> [Task directions]
Reproduce the full article on the FBI's warning about Signal accounts word for word.

FBI Warns of Russian Intelligence Attempts to Compromise Signal Accounts
In a sobering public service announcement (PSA) issued on June 26, the FBI has alerted the public to a rising threat posed by Russian intelligence officers. These operatives are actively engaging in efforts to steal backup recovery keys from Signal accounts belonging to individuals deemed high-risk. This includes a diverse range of targets, notably current and former US and international government officials, military personnel, prominent political figures, journalists, and Ukrainian officials.
The PSA elaborates on the involvement of various clusters of Russian spies, particularly citing the Federal Security Service (FSB) and military hackers. Their strategies have involved sophisticated phishing tactics designed to compromise the security of sensitive communications via commercial messaging applications (CMAs). While the announcement generically refers to CMAs, it notably includes two phishing samples that specifically relate to the Signal app, underscoring the targeted nature of these attacks.
According to the FBI, these Russian Intelligence Services (RIS) cyber-threat actors have advanced their techniques to masquerade as automated support accounts for commercial messaging applications. The aim is to extract crucial information from victims, particularly their Backup Recovery Keys. If a user inadvertently shares such a key, which is designed to allow access to historical messages and account functionalities, the attackers could easily gain full control over the account. This control would grant them access to any ongoing communications, both private and group chats, essentially undermining the primary function of Signal, which is to provide secure messaging.

> [Page layout parsing data]
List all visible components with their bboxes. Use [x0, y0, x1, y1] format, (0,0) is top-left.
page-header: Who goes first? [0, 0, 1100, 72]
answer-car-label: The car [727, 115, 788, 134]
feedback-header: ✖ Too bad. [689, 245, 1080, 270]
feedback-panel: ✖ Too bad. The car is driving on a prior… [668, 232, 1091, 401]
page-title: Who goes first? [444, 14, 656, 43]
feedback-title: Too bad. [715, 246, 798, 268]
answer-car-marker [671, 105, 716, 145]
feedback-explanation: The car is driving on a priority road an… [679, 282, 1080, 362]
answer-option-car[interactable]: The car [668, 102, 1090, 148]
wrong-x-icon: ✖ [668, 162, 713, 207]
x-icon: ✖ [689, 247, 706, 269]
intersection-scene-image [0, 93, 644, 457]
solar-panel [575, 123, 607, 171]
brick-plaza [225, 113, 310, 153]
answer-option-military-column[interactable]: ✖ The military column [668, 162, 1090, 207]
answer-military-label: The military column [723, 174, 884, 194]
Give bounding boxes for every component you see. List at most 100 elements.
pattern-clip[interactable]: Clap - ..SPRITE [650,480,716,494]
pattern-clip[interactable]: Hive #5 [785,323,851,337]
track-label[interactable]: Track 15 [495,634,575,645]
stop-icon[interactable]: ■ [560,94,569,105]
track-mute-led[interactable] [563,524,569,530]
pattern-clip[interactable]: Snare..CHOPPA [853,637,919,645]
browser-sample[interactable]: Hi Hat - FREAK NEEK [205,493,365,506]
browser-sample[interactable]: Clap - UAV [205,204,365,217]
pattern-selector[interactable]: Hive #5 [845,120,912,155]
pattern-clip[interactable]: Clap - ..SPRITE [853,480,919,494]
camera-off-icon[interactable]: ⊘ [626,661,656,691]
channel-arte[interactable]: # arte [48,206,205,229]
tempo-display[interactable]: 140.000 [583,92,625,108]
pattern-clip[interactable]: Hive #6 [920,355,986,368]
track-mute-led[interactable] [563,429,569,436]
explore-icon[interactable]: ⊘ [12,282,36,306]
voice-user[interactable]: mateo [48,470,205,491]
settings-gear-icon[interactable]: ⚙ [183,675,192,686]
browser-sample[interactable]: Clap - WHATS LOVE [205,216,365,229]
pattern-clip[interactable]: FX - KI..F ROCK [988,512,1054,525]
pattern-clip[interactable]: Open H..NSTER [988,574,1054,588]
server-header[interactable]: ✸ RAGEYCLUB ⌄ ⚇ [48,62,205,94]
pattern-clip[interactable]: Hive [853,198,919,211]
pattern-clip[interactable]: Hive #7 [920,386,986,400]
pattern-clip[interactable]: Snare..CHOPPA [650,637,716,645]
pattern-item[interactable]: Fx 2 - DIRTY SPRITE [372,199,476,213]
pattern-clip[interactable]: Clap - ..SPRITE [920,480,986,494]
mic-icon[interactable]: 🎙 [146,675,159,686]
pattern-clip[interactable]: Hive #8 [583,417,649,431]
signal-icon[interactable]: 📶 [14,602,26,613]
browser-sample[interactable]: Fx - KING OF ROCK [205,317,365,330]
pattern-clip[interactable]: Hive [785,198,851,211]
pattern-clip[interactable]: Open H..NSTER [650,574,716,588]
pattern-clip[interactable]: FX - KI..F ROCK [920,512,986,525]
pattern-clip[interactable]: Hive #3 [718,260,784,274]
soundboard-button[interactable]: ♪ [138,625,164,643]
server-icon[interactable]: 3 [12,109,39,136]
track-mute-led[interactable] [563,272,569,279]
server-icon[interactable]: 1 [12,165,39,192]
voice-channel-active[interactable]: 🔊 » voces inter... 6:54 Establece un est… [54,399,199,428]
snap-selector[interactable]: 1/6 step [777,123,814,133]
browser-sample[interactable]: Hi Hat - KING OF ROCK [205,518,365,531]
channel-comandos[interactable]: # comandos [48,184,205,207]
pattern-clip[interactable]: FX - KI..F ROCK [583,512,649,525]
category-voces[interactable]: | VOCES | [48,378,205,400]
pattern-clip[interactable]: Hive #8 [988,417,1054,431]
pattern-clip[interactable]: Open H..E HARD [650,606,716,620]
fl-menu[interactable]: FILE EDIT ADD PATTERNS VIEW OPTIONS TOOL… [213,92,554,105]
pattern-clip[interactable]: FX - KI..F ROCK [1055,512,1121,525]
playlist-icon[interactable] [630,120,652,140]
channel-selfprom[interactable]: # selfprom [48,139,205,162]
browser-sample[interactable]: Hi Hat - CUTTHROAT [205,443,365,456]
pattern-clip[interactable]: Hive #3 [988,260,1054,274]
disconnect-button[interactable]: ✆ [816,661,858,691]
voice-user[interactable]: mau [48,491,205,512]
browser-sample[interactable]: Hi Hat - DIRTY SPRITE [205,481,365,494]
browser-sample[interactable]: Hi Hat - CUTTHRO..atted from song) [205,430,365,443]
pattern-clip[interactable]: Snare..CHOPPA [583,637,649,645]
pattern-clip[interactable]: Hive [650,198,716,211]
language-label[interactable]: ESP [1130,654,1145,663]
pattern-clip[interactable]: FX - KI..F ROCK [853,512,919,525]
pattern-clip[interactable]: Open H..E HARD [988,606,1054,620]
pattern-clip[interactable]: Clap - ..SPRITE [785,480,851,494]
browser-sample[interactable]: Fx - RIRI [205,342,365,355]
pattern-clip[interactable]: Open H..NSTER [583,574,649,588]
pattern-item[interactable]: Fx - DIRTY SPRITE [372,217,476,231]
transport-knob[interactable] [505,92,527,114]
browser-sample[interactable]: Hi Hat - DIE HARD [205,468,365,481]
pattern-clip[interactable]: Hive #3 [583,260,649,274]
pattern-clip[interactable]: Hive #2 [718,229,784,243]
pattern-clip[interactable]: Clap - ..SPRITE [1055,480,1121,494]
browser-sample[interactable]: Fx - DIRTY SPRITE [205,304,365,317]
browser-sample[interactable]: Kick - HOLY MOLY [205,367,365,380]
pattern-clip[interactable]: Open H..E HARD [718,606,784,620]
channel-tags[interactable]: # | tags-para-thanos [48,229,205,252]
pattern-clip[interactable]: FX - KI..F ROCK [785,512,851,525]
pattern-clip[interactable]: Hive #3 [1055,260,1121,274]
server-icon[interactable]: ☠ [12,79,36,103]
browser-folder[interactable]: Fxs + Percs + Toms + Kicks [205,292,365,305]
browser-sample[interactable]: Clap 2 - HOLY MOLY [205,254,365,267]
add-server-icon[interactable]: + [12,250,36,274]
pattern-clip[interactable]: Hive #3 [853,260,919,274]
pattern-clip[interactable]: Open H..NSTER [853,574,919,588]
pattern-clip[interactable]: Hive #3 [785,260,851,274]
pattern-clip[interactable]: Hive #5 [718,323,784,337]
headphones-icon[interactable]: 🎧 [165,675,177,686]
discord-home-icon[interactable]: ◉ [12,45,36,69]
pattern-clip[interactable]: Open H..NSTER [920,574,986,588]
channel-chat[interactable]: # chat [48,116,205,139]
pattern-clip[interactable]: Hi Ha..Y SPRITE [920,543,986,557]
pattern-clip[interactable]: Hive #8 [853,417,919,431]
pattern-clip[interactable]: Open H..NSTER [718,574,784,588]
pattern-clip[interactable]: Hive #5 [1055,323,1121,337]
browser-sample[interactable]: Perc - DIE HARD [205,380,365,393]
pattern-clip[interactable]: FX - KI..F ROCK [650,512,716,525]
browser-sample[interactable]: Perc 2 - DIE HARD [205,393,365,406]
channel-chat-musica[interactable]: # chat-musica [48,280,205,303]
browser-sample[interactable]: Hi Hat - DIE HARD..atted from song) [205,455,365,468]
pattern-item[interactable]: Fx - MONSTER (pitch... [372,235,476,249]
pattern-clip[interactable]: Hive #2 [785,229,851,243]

> [Task output]
FBI Warns of Russian Intelligence Attempts to Compromise Signal Accounts
In a sobering public service announcement (PSA) issued on June 26, the FBI has alerted the public to a rising threat posed by Russian intelligence officers. These operatives are actively engaging in efforts to steal backup recovery keys from Signal accounts belonging to individuals deemed high-risk. This includes a diverse range of targets, notably current and former US and international government officials, military personnel, prominent political figures, journalists, and Ukrainian officials.
The PSA elaborates on the involvement of various clusters of Russian spies, particularly citing the Federal Security Service (FSB) and military hackers. Their strategies have involved sophisticated phishing tactics designed to compromise the security of sensitive communications via commercial messaging applications (CMAs). While the announcement generically refers to CMAs, it notably includes two phishing samples that specifically relate to the Signal app, underscoring the targeted nature of these attacks.
According to the FBI, these Russian Intelligence Services (RIS) cyber-threat actors have advanced their techniques to masquerade as automated support accounts for commercial messaging applications. The aim is to extract crucial information from victims, particularly their Backup Recovery Keys. If a user inadvertently shares such a key, which is designed to allow access to historical messages and account functionalities, the attackers could easily gain full control over the account. This control would grant them access to any ongoing communications, both private and group chats, essentially undermining the primary function of Signal, which is to provide secure messaging.